Below is a block of records; repeat all of them exactly.
________________________
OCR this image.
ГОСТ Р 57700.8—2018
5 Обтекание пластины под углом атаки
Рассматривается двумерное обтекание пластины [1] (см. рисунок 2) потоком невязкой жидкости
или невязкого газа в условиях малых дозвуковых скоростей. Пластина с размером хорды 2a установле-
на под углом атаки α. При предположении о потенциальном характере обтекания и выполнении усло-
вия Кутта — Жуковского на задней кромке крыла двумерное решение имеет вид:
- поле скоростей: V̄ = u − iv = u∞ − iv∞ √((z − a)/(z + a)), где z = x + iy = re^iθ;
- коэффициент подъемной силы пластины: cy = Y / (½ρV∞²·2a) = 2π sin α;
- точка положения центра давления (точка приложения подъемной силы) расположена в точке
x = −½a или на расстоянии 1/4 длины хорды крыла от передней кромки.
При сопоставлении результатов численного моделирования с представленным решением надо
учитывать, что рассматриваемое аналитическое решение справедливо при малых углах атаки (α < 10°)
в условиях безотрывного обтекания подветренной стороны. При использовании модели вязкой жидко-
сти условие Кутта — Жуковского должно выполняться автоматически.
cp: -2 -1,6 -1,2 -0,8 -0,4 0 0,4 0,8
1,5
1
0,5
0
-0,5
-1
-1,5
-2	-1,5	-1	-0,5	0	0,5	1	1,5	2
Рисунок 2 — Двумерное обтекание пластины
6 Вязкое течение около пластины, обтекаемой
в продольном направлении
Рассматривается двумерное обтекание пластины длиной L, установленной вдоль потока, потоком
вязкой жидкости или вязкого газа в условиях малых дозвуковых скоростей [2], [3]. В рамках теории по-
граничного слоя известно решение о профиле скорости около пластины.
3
________________________
▶ Written answer:
OCR this image.
ГОСТ Р 57700.8—2018
5 Обтекание пластины под углом атаки
Рассматривается двумерное обтекание пластины [1] (см. рисунок 2) потоком невязкой жидкости
или невязкого газа в условиях малых дозвуковых скоростей. Пластина с размером хорды 2a установле-
на под углом атаки α. При предположении о потенциальном характере обтекания и выполнении усло-
вия Кутта — Жуковского на задней кромке крыла двумерное решение имеет вид:
- поле скоростей: V̄ = u − iv = u∞ − iv∞ √((z − a)/(z + a)), где z = x + iy = re^iθ;
- коэффициент подъемной силы пластины: cy = Y / (½ρV∞²·2a) = 2π sin α;
- точка положения центра давления (точка приложения подъемной силы) расположена в точке
x = −½a или на расстоянии 1/4 длины хорды крыла от передней кромки.
При сопоставлении результатов численного моделирования с представленным решением надо
учитывать, что рассматриваемое аналитическое решение справедливо при малых углах атаки (α < 10°)
в условиях безотрывного обтекания подветренной стороны. При использовании модели вязкой жидко-
сти условие Кутта — Жуковского должно выполняться автоматически.
cp: -2 -1,6 -1,2 -0,8 -0,4 0 0,4 0,8
1,5
1
0,5
0
-0,5
-1
-1,5
-2	-1,5	-1	-0,5	0	0,5	1	1,5	2
Рисунок 2 — Двумерное обтекание пластины
6 Вязкое течение около пластины, обтекаемой
в продольном направлении
Рассматривается двумерное обтекание пластины длиной L, установленной вдоль потока, потоком
вязкой жидкости или вязкого газа в условиях малых дозвуковых скоростей [2], [3]. В рамках теории по-
граничного слоя известно решение о профиле скорости около пластины.
3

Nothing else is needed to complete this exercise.